*Instruction*
Where does the string "Show" appear in the records? Copy every line that contains it.

*Data entries*
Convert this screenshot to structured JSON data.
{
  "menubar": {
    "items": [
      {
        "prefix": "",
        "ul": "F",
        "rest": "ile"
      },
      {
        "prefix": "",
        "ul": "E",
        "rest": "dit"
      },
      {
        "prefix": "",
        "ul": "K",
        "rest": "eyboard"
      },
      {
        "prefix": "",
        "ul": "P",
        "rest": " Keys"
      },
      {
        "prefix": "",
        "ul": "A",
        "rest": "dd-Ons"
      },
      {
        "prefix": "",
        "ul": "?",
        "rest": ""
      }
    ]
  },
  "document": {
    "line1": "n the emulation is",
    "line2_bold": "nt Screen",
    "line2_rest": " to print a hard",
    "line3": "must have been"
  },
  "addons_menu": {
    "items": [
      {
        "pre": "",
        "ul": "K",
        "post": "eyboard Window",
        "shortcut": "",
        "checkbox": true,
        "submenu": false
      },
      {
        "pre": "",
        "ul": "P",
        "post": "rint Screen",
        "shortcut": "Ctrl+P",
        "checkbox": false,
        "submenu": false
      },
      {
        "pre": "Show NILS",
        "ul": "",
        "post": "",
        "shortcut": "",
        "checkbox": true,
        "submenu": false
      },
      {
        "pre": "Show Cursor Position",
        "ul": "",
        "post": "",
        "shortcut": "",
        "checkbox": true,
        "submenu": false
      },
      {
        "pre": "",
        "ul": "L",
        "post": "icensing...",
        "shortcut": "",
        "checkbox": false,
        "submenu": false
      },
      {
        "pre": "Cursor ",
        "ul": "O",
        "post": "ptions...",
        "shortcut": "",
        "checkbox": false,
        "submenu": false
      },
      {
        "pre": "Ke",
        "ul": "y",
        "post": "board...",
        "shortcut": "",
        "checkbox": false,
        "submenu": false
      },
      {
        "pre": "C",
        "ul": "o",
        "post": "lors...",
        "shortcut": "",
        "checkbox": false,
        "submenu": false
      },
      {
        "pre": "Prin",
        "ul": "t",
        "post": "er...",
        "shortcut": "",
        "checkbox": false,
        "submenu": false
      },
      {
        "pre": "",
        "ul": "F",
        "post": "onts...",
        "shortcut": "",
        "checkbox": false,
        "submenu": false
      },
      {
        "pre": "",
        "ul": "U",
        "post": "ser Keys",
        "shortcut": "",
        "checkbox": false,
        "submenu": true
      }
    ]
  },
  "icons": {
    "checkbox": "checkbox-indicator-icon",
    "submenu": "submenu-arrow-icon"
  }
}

*Output below*
        "pre": "Show NILS",
        "pre": "Show Cursor Position",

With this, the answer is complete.